## Stated task 1
Retype the entire bounding box listing below line for line, leaving the picture out.

Wednesday, July 18, 2012

4th of July



4th of July. We spent the afternoon at the Buckeye celebration. It was raining in the morning but the weather cleared up nicely in time for the event. There were water slides, a bounce house/water slide and the same slip and slide that the kids had at their birthday party. There was food and music and also family games like sack races and Frisbee. We camped out in the baseball field with our blanket and let the kids run around and play catch and “gymnastics” and who knows what else. Wyatt toddled around meeting the people on the blankets around us and playing with the Big Kids. The fireworks were great – I LOVE fireworks!!! Wyatt had woken up shortly before they started and didn’t cry a bit. He just laid in his stroller, sucking on his bottle and looking back and forth between the sky and us. I think he was trying to figure out what was going on and to get reassurance that we weren’t scared of the loud noises. It was a very easy, fun day and I was thankful that Lowell was willing to come with us. We didn’t get home until almost 10:30 and he had to get up for work at 2:30. He’s always such a trooper when he knows the kids want him to come with us.

## Stated task 2
Echo back the full 4th of July text above, word for word.

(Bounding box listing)
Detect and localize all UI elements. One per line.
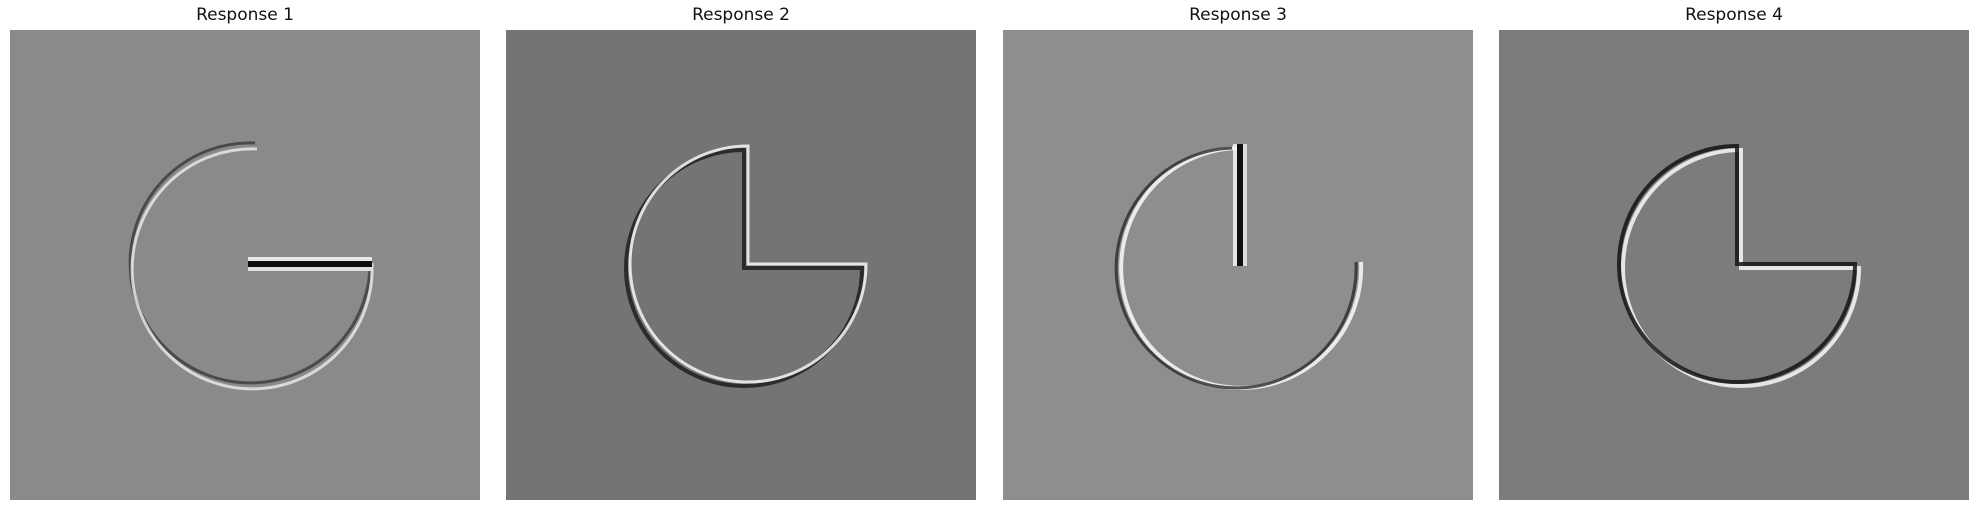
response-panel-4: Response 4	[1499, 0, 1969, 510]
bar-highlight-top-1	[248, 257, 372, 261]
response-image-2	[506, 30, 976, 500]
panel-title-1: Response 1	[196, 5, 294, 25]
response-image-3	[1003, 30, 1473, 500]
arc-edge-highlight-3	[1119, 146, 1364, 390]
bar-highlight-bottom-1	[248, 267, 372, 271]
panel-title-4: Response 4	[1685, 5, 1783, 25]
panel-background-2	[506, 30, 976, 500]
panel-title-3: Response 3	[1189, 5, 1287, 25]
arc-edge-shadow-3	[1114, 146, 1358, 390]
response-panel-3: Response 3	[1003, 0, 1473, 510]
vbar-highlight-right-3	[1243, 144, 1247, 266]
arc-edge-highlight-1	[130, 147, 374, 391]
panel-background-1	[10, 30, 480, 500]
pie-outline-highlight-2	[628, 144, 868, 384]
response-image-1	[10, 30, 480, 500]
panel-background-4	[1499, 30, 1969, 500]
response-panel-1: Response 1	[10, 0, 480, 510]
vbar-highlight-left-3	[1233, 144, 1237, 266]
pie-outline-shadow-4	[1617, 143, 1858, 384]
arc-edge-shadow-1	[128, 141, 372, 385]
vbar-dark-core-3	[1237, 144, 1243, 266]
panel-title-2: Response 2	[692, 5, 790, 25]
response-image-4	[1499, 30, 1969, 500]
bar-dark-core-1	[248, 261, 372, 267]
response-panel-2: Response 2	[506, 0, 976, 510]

## Correct result 1
Detect and localize all UI elements. One per line.
response-panel-4: Response 4	[1499, 0, 1969, 510]
bar-highlight-top-1	[248, 257, 372, 261]
response-image-2	[506, 30, 976, 500]
panel-title-1: Response 1	[196, 5, 294, 25]
response-image-3	[1003, 30, 1473, 500]
arc-edge-highlight-3	[1119, 146, 1364, 390]
bar-highlight-bottom-1	[248, 267, 372, 271]
panel-title-4: Response 4	[1685, 5, 1783, 25]
panel-background-2	[506, 30, 976, 500]
panel-title-3: Response 3	[1189, 5, 1287, 25]
arc-edge-shadow-3	[1114, 146, 1358, 390]
response-panel-3: Response 3	[1003, 0, 1473, 510]
vbar-highlight-right-3	[1243, 144, 1247, 266]
arc-edge-highlight-1	[130, 147, 374, 391]
panel-background-1	[10, 30, 480, 500]
pie-outline-highlight-2	[628, 144, 868, 384]
response-image-1	[10, 30, 480, 500]
panel-background-4	[1499, 30, 1969, 500]
response-panel-1: Response 1	[10, 0, 480, 510]
vbar-highlight-left-3	[1233, 144, 1237, 266]
pie-outline-shadow-4	[1617, 143, 1858, 384]
arc-edge-shadow-1	[128, 141, 372, 385]
vbar-dark-core-3	[1237, 144, 1243, 266]
panel-title-2: Response 2	[692, 5, 790, 25]
response-image-4	[1499, 30, 1969, 500]
bar-dark-core-1	[248, 261, 372, 267]
response-panel-2: Response 2	[506, 0, 976, 510]

## Correct result 2
Wednesday, July 18, 2012

4th of July



4th of July. We spent the afternoon at the Buckeye celebration. It was raining in the morning but the weather cleared up nicely in time for the event. There were water slides, a bounce house/water slide and the same slip and slide that the kids had at their birthday party. There was food and music and also family games like sack races and Frisbee. We camped out in the baseball field with our blanket and let the kids run around and play catch and “gymnastics” and who knows what else. Wyatt toddled around meeting the people on the blankets around us and playing with the Big Kids. The fireworks were great – I LOVE fireworks!!! Wyatt had woken up shortly before they started and didn’t cry a bit. He just laid in his stroller, sucking on his bottle and looking back and forth between the sky and us. I think he was trying to figure out what was going on and to get reassurance that we weren’t scared of the loud noises. It was a very easy, fun day and I was thankful that Lowell was willing to come with us. We didn’t get home until almost 10:30 and he had to get up for work at 2:30. He’s always such a trooper when he knows the kids want him to come with us.